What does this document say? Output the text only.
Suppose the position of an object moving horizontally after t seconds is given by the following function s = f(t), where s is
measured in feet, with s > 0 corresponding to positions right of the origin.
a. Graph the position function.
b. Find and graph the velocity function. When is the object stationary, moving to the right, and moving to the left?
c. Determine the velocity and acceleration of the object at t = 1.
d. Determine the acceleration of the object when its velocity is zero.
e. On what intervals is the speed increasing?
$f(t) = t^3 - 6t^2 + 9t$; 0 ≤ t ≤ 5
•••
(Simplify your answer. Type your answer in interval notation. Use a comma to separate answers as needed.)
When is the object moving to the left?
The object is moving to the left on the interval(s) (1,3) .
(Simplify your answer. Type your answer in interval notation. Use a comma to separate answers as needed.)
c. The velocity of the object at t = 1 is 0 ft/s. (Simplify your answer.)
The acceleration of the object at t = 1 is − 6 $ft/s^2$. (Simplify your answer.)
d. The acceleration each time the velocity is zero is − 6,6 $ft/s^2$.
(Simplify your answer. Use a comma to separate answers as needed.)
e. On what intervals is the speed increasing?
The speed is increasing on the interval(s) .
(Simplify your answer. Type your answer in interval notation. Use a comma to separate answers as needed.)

[What the task requires]
Each record should come back exactly as written.

[Task response]
What does this document say? Output the text only.
Suppose the position of an object moving horizontally after t seconds is given by the following function s = f(t), where s is
measured in feet, with s > 0 corresponding to positions right of the origin.
a. Graph the position function.
b. Find and graph the velocity function. When is the object stationary, moving to the right, and moving to the left?
c. Determine the velocity and acceleration of the object at t = 1.
d. Determine the acceleration of the object when its velocity is zero.
e. On what intervals is the speed increasing?
$f(t) = t^3 - 6t^2 + 9t$; 0 ≤ t ≤ 5
•••
(Simplify your answer. Type your answer in interval notation. Use a comma to separate answers as needed.)
When is the object moving to the left?
The object is moving to the left on the interval(s) (1,3) .
(Simplify your answer. Type your answer in interval notation. Use a comma to separate answers as needed.)
c. The velocity of the object at t = 1 is 0 ft/s. (Simplify your answer.)
The acceleration of the object at t = 1 is − 6 $ft/s^2$. (Simplify your answer.)
d. The acceleration each time the velocity is zero is − 6,6 $ft/s^2$.
(Simplify your answer. Use a comma to separate answers as needed.)
e. On what intervals is the speed increasing?
The speed is increasing on the interval(s) .
(Simplify your answer. Type your answer in interval notation. Use a comma to separate answers as needed.)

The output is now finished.